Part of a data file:
....................

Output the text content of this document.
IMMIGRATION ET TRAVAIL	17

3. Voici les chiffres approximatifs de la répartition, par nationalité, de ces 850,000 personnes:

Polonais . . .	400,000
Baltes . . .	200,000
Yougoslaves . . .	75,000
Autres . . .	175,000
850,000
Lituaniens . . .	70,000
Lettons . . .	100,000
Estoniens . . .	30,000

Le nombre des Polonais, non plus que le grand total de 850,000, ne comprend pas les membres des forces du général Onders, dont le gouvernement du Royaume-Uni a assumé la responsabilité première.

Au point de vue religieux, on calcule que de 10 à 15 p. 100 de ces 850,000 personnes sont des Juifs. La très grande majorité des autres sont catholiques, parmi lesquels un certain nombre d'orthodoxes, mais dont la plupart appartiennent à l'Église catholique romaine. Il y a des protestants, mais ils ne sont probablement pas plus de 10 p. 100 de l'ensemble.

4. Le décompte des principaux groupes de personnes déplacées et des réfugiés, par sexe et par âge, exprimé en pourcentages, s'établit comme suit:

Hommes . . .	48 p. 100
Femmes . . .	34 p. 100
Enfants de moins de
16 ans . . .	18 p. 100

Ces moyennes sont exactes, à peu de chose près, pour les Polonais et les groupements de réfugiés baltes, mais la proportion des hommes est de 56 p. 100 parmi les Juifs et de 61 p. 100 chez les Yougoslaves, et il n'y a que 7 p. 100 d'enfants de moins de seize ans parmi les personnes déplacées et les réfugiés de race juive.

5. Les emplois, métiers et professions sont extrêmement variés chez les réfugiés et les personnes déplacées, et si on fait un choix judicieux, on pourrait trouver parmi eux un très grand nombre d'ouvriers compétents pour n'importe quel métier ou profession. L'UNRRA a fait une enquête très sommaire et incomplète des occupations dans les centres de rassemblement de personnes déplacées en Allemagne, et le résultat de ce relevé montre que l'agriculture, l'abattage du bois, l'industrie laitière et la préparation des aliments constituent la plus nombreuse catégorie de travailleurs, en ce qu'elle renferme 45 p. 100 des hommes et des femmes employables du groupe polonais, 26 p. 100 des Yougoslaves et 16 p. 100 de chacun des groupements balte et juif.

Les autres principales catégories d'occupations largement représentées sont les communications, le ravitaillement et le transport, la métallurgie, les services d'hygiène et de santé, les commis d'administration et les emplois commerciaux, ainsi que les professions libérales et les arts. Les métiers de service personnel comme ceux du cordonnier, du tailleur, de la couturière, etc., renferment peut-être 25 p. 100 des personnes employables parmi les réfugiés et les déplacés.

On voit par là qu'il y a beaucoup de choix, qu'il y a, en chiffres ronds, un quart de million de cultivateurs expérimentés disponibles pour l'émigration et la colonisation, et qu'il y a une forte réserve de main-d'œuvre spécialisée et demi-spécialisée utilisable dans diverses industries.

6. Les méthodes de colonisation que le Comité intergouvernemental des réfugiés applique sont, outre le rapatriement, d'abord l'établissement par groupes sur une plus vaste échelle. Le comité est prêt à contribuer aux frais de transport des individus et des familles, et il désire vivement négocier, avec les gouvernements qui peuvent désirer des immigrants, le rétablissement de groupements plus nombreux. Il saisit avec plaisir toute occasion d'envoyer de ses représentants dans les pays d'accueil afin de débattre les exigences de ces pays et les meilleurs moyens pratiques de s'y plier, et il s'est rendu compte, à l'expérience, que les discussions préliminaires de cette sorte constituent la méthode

....................

What is asked: Every line holding "colonisation" should be copied out.

Written solution:
On voit par là qu'il y a beaucoup de choix, qu'il y a, en chiffres ronds, un quart de million de cultivateurs expérimentés disponibles pour l'émigration et la colonisation, et qu'il y a une forte réserve de main-d'œuvre spécialisée et demi-spécialisée utilisable dans diverses industries.
6. Les méthodes de colonisation que le Comité intergouvernemental des réfugiés applique sont, outre le rapatriement, d'abord l'établissement par groupes sur une plus vaste échelle. Le comité est prêt à contribuer aux frais de transport des individus et des familles, et il désire vivement négocier, avec les gouvernements qui peuvent désirer des immigrants, le rétablissement de groupements plus nombreux. Il saisit avec plaisir toute occasion d'envoyer de ses représentants dans les pays d'accueil afin de débattre les exigences de ces pays et les meilleurs moyens pratiques de s'y plier, et il s'est rendu compte, à l'expérience, que les discussions préliminaires de cette sorte constituent la méthode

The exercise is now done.